_RECORDS FOR THIS EXERCISE_
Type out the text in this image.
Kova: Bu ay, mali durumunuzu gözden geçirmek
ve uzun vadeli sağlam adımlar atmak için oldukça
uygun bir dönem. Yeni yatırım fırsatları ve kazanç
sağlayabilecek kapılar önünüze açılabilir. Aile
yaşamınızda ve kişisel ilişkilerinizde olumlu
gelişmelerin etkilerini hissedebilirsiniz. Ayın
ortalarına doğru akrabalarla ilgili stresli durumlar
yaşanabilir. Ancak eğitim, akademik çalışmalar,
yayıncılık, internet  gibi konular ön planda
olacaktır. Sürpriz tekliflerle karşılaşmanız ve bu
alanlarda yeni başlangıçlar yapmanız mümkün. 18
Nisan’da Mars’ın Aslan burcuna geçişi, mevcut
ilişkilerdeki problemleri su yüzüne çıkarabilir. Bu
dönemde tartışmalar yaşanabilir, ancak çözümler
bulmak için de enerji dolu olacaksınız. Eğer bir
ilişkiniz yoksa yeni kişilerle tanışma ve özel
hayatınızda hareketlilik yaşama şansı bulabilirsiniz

_DIRECTION_
Where does the word "için" appear in the listing? List each line that holds it.

_FINISHED ANSWER_
ve uzun vadeli sağlam adımlar atmak için oldukça
bulmak için de enerji dolu olacaksınız. Eğer bir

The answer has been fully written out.